*What you need to do*
Find each line that has the string "Wind" and give the total, with nothing else.

==== Supplied records

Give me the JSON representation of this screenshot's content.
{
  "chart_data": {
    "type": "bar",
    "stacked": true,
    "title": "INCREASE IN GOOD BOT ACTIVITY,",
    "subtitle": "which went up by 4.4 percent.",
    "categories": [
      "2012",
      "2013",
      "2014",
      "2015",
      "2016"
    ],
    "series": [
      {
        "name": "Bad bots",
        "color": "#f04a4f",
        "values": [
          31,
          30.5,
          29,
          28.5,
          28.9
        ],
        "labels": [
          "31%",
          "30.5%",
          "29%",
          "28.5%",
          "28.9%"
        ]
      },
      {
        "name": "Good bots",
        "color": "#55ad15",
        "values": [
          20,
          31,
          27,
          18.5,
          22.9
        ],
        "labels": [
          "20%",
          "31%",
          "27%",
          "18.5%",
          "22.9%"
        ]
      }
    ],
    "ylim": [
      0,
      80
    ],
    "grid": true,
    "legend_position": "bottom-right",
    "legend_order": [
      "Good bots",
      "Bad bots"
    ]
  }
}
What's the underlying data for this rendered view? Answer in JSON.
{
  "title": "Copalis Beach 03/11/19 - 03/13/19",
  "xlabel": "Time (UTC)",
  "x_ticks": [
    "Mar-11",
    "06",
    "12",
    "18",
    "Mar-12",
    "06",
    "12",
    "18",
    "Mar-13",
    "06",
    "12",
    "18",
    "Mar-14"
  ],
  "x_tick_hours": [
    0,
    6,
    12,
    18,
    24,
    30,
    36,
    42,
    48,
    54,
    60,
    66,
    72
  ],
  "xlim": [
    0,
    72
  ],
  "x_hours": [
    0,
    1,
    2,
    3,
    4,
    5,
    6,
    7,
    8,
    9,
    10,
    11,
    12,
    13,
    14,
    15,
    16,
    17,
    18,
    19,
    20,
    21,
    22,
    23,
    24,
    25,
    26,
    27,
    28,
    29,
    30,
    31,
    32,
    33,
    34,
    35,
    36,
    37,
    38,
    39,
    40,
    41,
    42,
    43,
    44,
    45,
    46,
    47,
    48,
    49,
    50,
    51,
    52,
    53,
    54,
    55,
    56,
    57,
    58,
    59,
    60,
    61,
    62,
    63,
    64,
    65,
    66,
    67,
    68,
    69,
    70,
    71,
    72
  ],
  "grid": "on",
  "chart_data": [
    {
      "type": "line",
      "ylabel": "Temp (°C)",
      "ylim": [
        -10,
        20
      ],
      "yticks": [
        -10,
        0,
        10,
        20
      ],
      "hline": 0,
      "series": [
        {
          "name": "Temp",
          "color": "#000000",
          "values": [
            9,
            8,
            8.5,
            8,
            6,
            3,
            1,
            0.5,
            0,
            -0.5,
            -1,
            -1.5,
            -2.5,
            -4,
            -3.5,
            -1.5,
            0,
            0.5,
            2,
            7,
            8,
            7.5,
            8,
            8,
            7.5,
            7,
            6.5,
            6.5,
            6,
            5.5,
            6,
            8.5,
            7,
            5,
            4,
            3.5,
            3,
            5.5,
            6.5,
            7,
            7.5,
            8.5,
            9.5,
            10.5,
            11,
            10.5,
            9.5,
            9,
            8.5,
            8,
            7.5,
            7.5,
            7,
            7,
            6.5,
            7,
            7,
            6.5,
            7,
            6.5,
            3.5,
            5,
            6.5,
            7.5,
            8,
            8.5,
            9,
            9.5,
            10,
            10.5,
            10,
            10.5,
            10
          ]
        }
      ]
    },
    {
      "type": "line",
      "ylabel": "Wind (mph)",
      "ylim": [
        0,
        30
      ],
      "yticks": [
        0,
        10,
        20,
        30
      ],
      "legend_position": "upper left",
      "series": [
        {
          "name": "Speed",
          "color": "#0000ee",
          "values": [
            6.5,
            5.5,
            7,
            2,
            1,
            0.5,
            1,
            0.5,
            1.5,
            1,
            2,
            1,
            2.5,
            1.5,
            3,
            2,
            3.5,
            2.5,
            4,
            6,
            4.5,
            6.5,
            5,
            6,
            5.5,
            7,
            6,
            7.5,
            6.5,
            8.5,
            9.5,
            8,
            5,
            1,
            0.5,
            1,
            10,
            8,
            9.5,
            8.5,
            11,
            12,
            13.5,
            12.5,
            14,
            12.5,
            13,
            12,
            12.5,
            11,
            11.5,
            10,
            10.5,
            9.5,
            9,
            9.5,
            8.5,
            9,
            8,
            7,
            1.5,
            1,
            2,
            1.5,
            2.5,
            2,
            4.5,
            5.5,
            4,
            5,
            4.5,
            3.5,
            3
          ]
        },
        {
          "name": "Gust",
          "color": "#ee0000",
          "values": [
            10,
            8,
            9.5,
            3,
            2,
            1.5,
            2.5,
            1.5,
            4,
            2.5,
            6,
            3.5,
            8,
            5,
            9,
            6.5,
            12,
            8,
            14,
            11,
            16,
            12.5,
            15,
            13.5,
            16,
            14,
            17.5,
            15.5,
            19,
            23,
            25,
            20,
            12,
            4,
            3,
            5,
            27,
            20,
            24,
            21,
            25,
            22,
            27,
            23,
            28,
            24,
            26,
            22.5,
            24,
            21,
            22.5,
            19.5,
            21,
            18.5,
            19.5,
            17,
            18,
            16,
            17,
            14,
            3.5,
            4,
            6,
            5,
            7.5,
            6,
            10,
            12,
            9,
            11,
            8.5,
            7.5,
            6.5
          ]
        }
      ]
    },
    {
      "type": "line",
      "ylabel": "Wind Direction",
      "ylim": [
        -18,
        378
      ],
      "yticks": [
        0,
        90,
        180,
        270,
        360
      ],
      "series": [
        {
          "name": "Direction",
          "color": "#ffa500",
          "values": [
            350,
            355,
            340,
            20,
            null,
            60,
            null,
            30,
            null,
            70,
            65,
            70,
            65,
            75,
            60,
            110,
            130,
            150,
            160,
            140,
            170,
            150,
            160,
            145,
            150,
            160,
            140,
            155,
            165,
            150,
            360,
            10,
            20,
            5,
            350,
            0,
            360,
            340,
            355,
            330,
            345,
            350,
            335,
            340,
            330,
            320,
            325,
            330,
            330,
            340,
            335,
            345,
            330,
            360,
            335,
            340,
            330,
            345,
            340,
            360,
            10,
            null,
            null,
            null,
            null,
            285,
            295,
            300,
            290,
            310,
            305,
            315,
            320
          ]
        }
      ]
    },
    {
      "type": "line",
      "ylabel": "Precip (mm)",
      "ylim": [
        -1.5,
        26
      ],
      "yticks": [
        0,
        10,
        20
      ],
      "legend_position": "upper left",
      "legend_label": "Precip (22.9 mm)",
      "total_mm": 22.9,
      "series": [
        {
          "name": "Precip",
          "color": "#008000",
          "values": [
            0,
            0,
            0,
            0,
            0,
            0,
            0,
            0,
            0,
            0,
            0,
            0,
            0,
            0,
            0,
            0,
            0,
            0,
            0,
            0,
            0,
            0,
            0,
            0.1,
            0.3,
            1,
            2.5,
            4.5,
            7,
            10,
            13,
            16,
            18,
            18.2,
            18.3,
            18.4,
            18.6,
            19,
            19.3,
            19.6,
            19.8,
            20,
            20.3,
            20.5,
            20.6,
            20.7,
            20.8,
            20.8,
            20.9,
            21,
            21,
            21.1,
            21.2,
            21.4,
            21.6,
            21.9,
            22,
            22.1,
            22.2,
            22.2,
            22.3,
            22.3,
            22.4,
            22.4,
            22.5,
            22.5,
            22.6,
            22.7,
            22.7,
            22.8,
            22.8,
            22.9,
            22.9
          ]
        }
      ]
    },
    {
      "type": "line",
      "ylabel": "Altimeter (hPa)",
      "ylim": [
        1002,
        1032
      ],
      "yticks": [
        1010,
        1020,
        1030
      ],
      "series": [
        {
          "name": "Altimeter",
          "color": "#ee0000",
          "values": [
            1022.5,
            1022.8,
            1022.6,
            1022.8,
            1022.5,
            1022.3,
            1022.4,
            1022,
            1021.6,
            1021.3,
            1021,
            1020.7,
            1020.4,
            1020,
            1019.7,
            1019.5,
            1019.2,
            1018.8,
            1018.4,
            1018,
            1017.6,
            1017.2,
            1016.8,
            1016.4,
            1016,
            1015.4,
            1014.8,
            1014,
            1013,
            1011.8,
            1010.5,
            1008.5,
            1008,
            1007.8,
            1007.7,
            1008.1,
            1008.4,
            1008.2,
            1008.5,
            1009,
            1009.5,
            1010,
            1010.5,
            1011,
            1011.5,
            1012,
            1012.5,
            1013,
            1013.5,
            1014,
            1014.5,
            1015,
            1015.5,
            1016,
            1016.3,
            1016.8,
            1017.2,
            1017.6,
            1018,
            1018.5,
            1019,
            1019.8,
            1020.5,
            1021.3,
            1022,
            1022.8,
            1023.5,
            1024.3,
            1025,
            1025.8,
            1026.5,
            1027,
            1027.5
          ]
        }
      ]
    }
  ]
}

========

*Solution for this exercise*
2